• [TASK TO CARRY OUT] Copy every line that mentions the word "country".

+===+

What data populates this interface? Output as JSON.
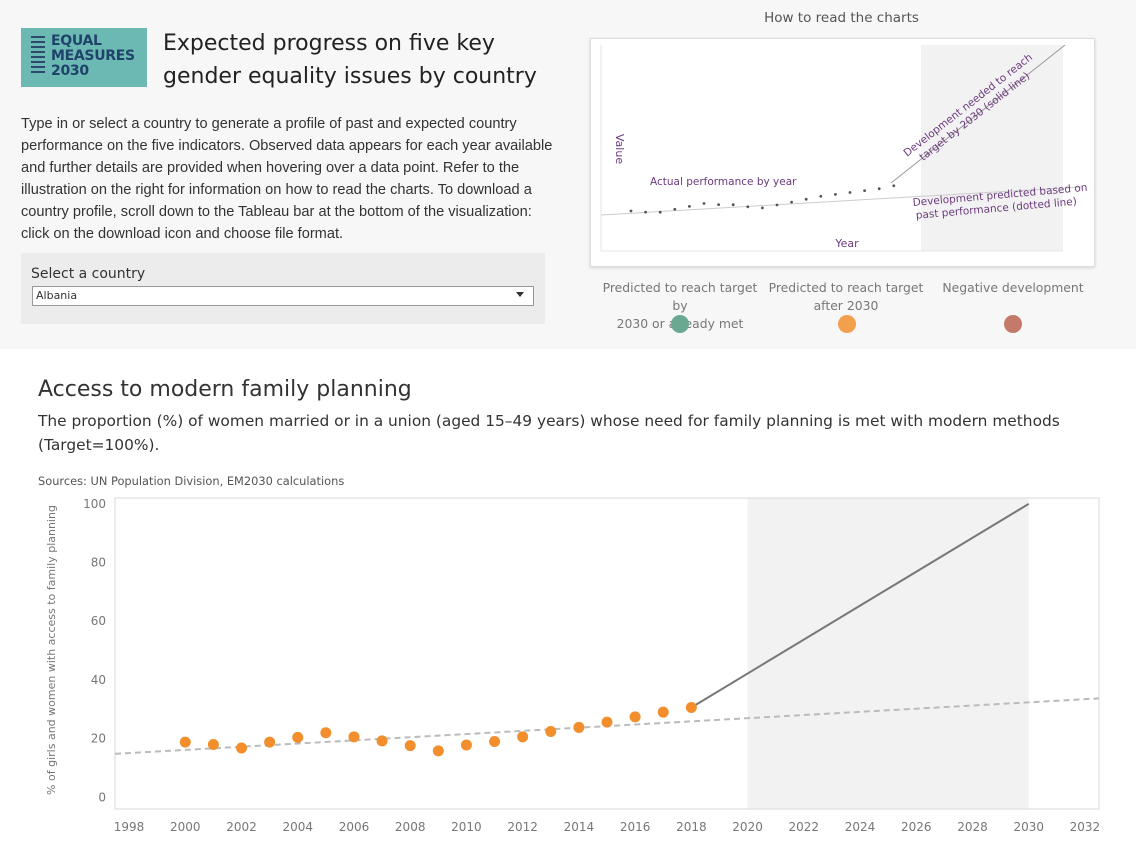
{
  "header": {
    "logo_lines": [
      "EQUAL",
      "MEASURES",
      "2030"
    ],
    "title": "Expected progress on five key gender equality issues by country",
    "intro": "Type in or select a country to generate a profile of past and expected country performance on the five indicators. Observed data appears for each year available and further details are provided when hovering over a data point. Refer to the illustration on the right for information on how to read the charts. To download a country profile, scroll down to the Tableau bar at the bottom of the visualization: click on the download icon and choose file format."
  },
  "selector": {
    "label": "Select a country",
    "value": "Albania"
  },
  "howto": {
    "title": "How to read the charts",
    "value_label": "Value",
    "year_label": "Year",
    "actual_label": "Actual performance by year",
    "needed_label_1": "Development needed to reach",
    "needed_label_2": "target by 2030 (solid line)",
    "predicted_label_1": "Development predicted based on",
    "predicted_label_2": "past performance (dotted line)",
    "annotation_color": "#6b3a7d"
  },
  "legend": [
    {
      "label_1": "Predicted to reach target by",
      "label_2": "2030 or already met",
      "color": "#6aa892"
    },
    {
      "label_1": "Predicted to reach target",
      "label_2": "after 2030",
      "color": "#f3a04c"
    },
    {
      "label_1": "Negative development",
      "label_2": "",
      "color": "#c47a68"
    }
  ],
  "section": {
    "title": "Access to modern family planning",
    "description": "The proportion (%) of women married or in a union (aged 15–49 years) whose need for family planning is met with modern methods (Target=100%).",
    "sources": "Sources: UN Population Division, EM2030 calculations"
  },
  "chart_data": {
    "type": "scatter",
    "ylabel": "% of girls and women with access to family planning",
    "xlabel": "",
    "xlim": [
      1997.5,
      2032.5
    ],
    "ylim": [
      -4,
      102
    ],
    "x_ticks": [
      1998,
      2000,
      2002,
      2004,
      2006,
      2008,
      2010,
      2012,
      2014,
      2016,
      2018,
      2020,
      2022,
      2024,
      2026,
      2028,
      2030,
      2032
    ],
    "y_ticks": [
      0,
      20,
      40,
      60,
      80,
      100
    ],
    "shaded_region": [
      2020,
      2030
    ],
    "grid": false,
    "point_color": "#f28e2b",
    "series": [
      {
        "x": [
          2000,
          2001,
          2002,
          2003,
          2004,
          2005,
          2006,
          2007,
          2008,
          2009,
          2010,
          2011,
          2012,
          2013,
          2014,
          2015,
          2016,
          2017,
          2018
        ],
        "values": [
          18.8,
          18.0,
          16.8,
          18.8,
          20.4,
          22.0,
          20.6,
          19.2,
          17.6,
          15.8,
          17.8,
          19.0,
          20.6,
          22.4,
          23.8,
          25.6,
          27.4,
          29.0,
          30.6
        ]
      }
    ],
    "target_line": {
      "x": [
        2018,
        2030
      ],
      "values": [
        30.6,
        100
      ]
    },
    "trend_line": {
      "x": [
        1997.5,
        2032.5
      ],
      "values": [
        14.8,
        33.7
      ]
    }
  }
}
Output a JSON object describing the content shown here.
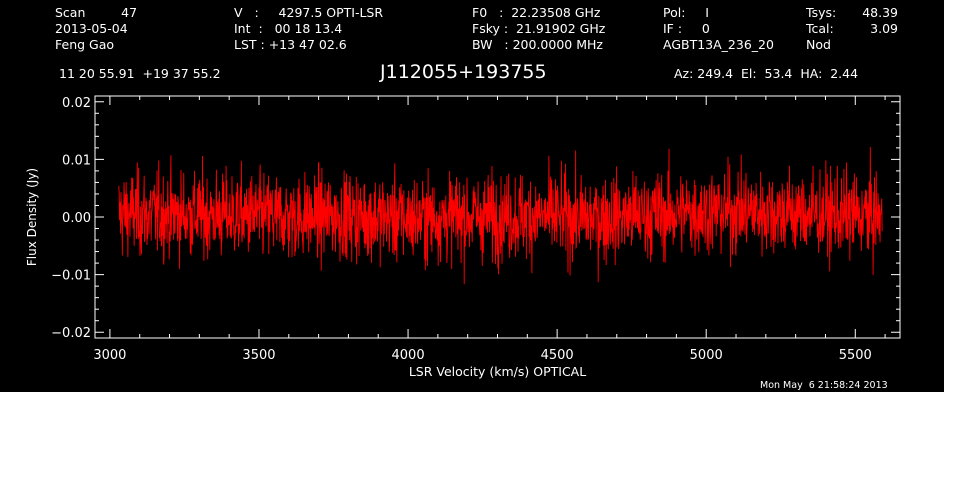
{
  "header": {
    "col1": [
      "Scan         47",
      "2013-05-04",
      "Feng Gao"
    ],
    "col2": [
      "V   :     4297.5 OPTI-LSR",
      "Int  :   00 18 13.4",
      "LST : +13 47 02.6"
    ],
    "col3": [
      "F0   :  22.23508 GHz",
      "Fsky :  21.91902 GHz",
      "BW   : 200.0000 MHz"
    ],
    "col4": [
      "Pol:     I",
      "IF :     0",
      "AGBT13A_236_20"
    ],
    "col5": [
      "Tsys:",
      "Tcal:",
      "Nod"
    ],
    "col5_values": [
      "48.39",
      "3.09",
      ""
    ],
    "coords": "11 20 55.91  +19 37 55.2",
    "source": "J112055+193755",
    "pointing": "Az: 249.4  El:  53.4  HA:  2.44",
    "timestamp": "Mon May  6 21:58:24 2013"
  },
  "colors": {
    "background": "#000000",
    "trace": "#ff0000",
    "axes": "#ffffff"
  },
  "chart_data": {
    "type": "line",
    "title": "J112055+193755",
    "xlabel": "LSR Velocity (km/s) OPTICAL",
    "ylabel": "Flux Density (Jy)",
    "xlim": [
      2950,
      5650
    ],
    "ylim": [
      -0.021,
      0.021
    ],
    "x_ticks": [
      3000,
      3500,
      4000,
      4500,
      5000,
      5500
    ],
    "x_tick_labels": [
      "3000",
      "3500",
      "4000",
      "4500",
      "5000",
      "5500"
    ],
    "y_ticks": [
      -0.02,
      -0.01,
      0.0,
      0.01,
      0.02
    ],
    "y_tick_labels": [
      "−0.02",
      "−0.01",
      "0.00",
      "0.01",
      "0.02"
    ],
    "x_range": [
      3030,
      5590
    ],
    "series": [
      {
        "values_summary": "noise around zero",
        "baseline_points": [
          [
            3030,
            0.0005
          ],
          [
            3200,
            0.0005
          ],
          [
            3400,
            0.0003
          ],
          [
            3600,
            0.0
          ],
          [
            3800,
            0.0002
          ],
          [
            4000,
            -0.0003
          ],
          [
            4200,
            0.0001
          ],
          [
            4400,
            0.0002
          ],
          [
            4600,
            -0.0002
          ],
          [
            4800,
            0.0003
          ],
          [
            5000,
            0.001
          ],
          [
            5200,
            0.001
          ],
          [
            5400,
            0.0004
          ],
          [
            5590,
            0.0002
          ]
        ],
        "noise_rms": 0.0037,
        "min": -0.016,
        "max": 0.0155
      }
    ]
  }
}
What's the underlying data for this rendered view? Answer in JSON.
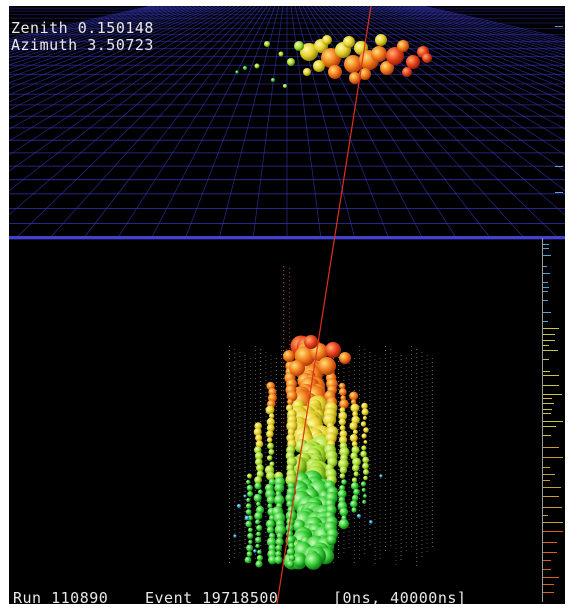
{
  "readout": {
    "zenith": "Zenith 0.150148",
    "azimuth": "Azimuth 3.50723"
  },
  "status": {
    "run": "Run 110890",
    "event": "Event 19718500",
    "time_window": "[0ns, 40000ns]"
  },
  "colors": {
    "background": "#000000",
    "grid": "#3a3ac8",
    "track": "#e0301a",
    "early_hit": "#e84a1a",
    "mid_hit": "#e8c81a",
    "late_hit": "#28d028",
    "text": "#e8e8e8"
  },
  "icons": {
    "event_display": "3d-event-display",
    "timing_histogram": "histogram-icon"
  }
}
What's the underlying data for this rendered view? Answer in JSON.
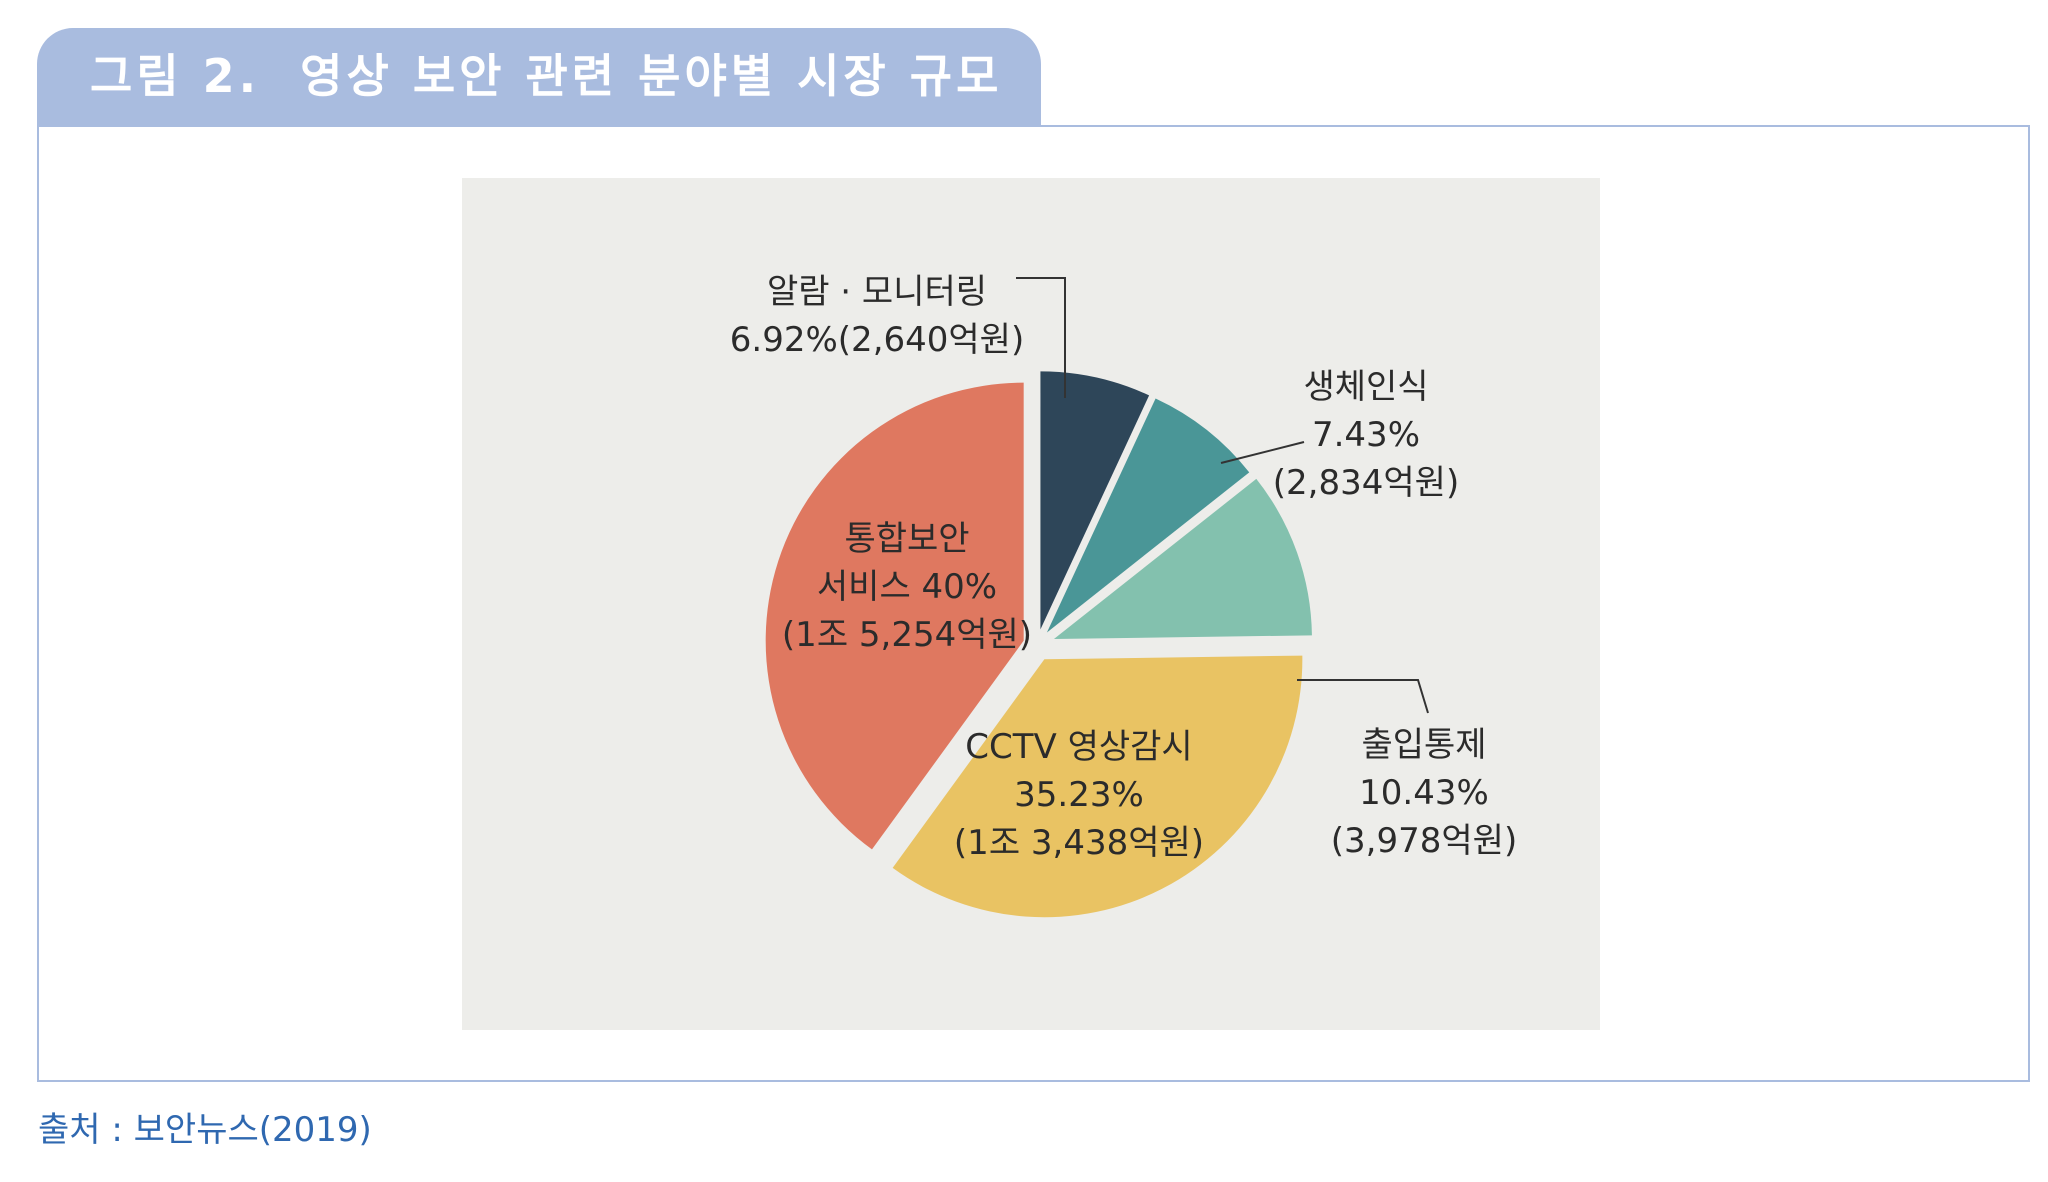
{
  "figure": {
    "title": "그림 2.  영상 보안 관련 분야별 시장 규모",
    "source": "출처 : 보안뉴스(2019)"
  },
  "chart_data": {
    "type": "pie",
    "title": "",
    "unit": "%",
    "slices": [
      {
        "label": "알람 · 모니터링",
        "value": 6.92,
        "amount": "2,640억원",
        "color": "#2e4659",
        "text_lines": [
          "알람 · 모니터링",
          "6.92%(2,640억원)"
        ]
      },
      {
        "label": "생체인식",
        "value": 7.43,
        "amount": "2,834억원",
        "color": "#4a9697",
        "text_lines": [
          "생체인식",
          "7.43%",
          "(2,834억원)"
        ]
      },
      {
        "label": "출입통제",
        "value": 10.43,
        "amount": "3,978억원",
        "color": "#83c1ae",
        "text_lines": [
          "출입통제",
          "10.43%",
          "(3,978억원)"
        ]
      },
      {
        "label": "CCTV 영상감시",
        "value": 35.23,
        "amount": "1조 3,438억원",
        "color": "#e9c363",
        "text_lines": [
          "CCTV 영상감시",
          "35.23%",
          "(1조 3,438억원)"
        ]
      },
      {
        "label": "통합보안 서비스",
        "value": 40,
        "amount": "1조 5,254억원",
        "color": "#df7860",
        "text_lines": [
          "통합보안",
          "서비스 40%",
          "(1조 5,254억원)"
        ]
      }
    ]
  }
}
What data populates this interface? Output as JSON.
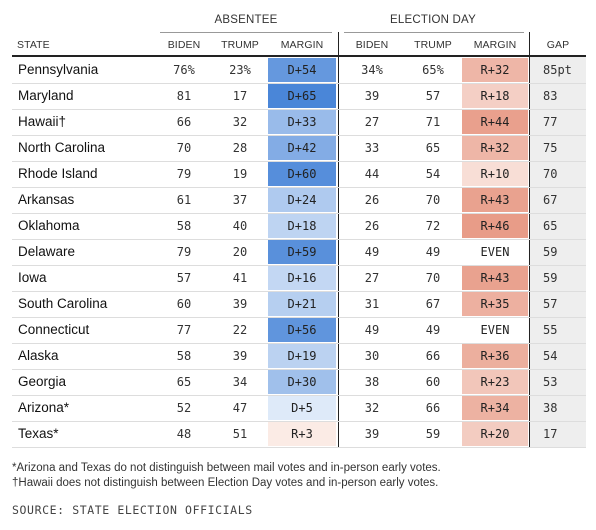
{
  "chart_data": {
    "type": "table",
    "group_headers": {
      "absentee": "ABSENTEE",
      "election_day": "ELECTION DAY"
    },
    "columns": {
      "state": "STATE",
      "biden": "BIDEN",
      "trump": "TRUMP",
      "margin": "MARGIN",
      "gap": "GAP"
    },
    "rows": [
      {
        "state": "Pennsylvania",
        "abs_biden": "76%",
        "abs_trump": "23%",
        "abs_margin": "D+54",
        "abs_margin_value": 54,
        "ed_biden": "34%",
        "ed_trump": "65%",
        "ed_margin": "R+32",
        "ed_margin_value": -32,
        "gap": "85pt"
      },
      {
        "state": "Maryland",
        "abs_biden": "81",
        "abs_trump": "17",
        "abs_margin": "D+65",
        "abs_margin_value": 65,
        "ed_biden": "39",
        "ed_trump": "57",
        "ed_margin": "R+18",
        "ed_margin_value": -18,
        "gap": "83"
      },
      {
        "state": "Hawaii†",
        "abs_biden": "66",
        "abs_trump": "32",
        "abs_margin": "D+33",
        "abs_margin_value": 33,
        "ed_biden": "27",
        "ed_trump": "71",
        "ed_margin": "R+44",
        "ed_margin_value": -44,
        "gap": "77"
      },
      {
        "state": "North Carolina",
        "abs_biden": "70",
        "abs_trump": "28",
        "abs_margin": "D+42",
        "abs_margin_value": 42,
        "ed_biden": "33",
        "ed_trump": "65",
        "ed_margin": "R+32",
        "ed_margin_value": -32,
        "gap": "75"
      },
      {
        "state": "Rhode Island",
        "abs_biden": "79",
        "abs_trump": "19",
        "abs_margin": "D+60",
        "abs_margin_value": 60,
        "ed_biden": "44",
        "ed_trump": "54",
        "ed_margin": "R+10",
        "ed_margin_value": -10,
        "gap": "70"
      },
      {
        "state": "Arkansas",
        "abs_biden": "61",
        "abs_trump": "37",
        "abs_margin": "D+24",
        "abs_margin_value": 24,
        "ed_biden": "26",
        "ed_trump": "70",
        "ed_margin": "R+43",
        "ed_margin_value": -43,
        "gap": "67"
      },
      {
        "state": "Oklahoma",
        "abs_biden": "58",
        "abs_trump": "40",
        "abs_margin": "D+18",
        "abs_margin_value": 18,
        "ed_biden": "26",
        "ed_trump": "72",
        "ed_margin": "R+46",
        "ed_margin_value": -46,
        "gap": "65"
      },
      {
        "state": "Delaware",
        "abs_biden": "79",
        "abs_trump": "20",
        "abs_margin": "D+59",
        "abs_margin_value": 59,
        "ed_biden": "49",
        "ed_trump": "49",
        "ed_margin": "EVEN",
        "ed_margin_value": 0,
        "gap": "59"
      },
      {
        "state": "Iowa",
        "abs_biden": "57",
        "abs_trump": "41",
        "abs_margin": "D+16",
        "abs_margin_value": 16,
        "ed_biden": "27",
        "ed_trump": "70",
        "ed_margin": "R+43",
        "ed_margin_value": -43,
        "gap": "59"
      },
      {
        "state": "South Carolina",
        "abs_biden": "60",
        "abs_trump": "39",
        "abs_margin": "D+21",
        "abs_margin_value": 21,
        "ed_biden": "31",
        "ed_trump": "67",
        "ed_margin": "R+35",
        "ed_margin_value": -35,
        "gap": "57"
      },
      {
        "state": "Connecticut",
        "abs_biden": "77",
        "abs_trump": "22",
        "abs_margin": "D+56",
        "abs_margin_value": 56,
        "ed_biden": "49",
        "ed_trump": "49",
        "ed_margin": "EVEN",
        "ed_margin_value": 0,
        "gap": "55"
      },
      {
        "state": "Alaska",
        "abs_biden": "58",
        "abs_trump": "39",
        "abs_margin": "D+19",
        "abs_margin_value": 19,
        "ed_biden": "30",
        "ed_trump": "66",
        "ed_margin": "R+36",
        "ed_margin_value": -36,
        "gap": "54"
      },
      {
        "state": "Georgia",
        "abs_biden": "65",
        "abs_trump": "34",
        "abs_margin": "D+30",
        "abs_margin_value": 30,
        "ed_biden": "38",
        "ed_trump": "60",
        "ed_margin": "R+23",
        "ed_margin_value": -23,
        "gap": "53"
      },
      {
        "state": "Arizona*",
        "abs_biden": "52",
        "abs_trump": "47",
        "abs_margin": "D+5",
        "abs_margin_value": 5,
        "ed_biden": "32",
        "ed_trump": "66",
        "ed_margin": "R+34",
        "ed_margin_value": -34,
        "gap": "38"
      },
      {
        "state": "Texas*",
        "abs_biden": "48",
        "abs_trump": "51",
        "abs_margin": "R+3",
        "abs_margin_value": -3,
        "ed_biden": "39",
        "ed_trump": "59",
        "ed_margin": "R+20",
        "ed_margin_value": -20,
        "gap": "17"
      }
    ],
    "colors": {
      "dem": "#4a86d8",
      "rep": "#e07a5f",
      "gap_bg": "#eeeeee",
      "rule": "#222222"
    }
  },
  "notes": [
    "*Arizona and Texas do not distinguish between mail votes and in-person early votes.",
    "†Hawaii does not distinguish between Election Day votes and in-person early votes."
  ],
  "source": "SOURCE: STATE ELECTION OFFICIALS"
}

+===+

• [TASK ANSWER]
    "title": "Expected progress on five key gender equality issues by country",
    "intro": "Type in or select a country to generate a profile of past and expected country performance on the five indicators. Observed data appears for each year available and further details are provided when hovering over a data point. Refer to the illustration on the right for information on how to read the charts. To download a country profile, scroll down to the Tableau bar at the bottom of the visualization: click on the download icon and choose file format."
    "label": "Select a country",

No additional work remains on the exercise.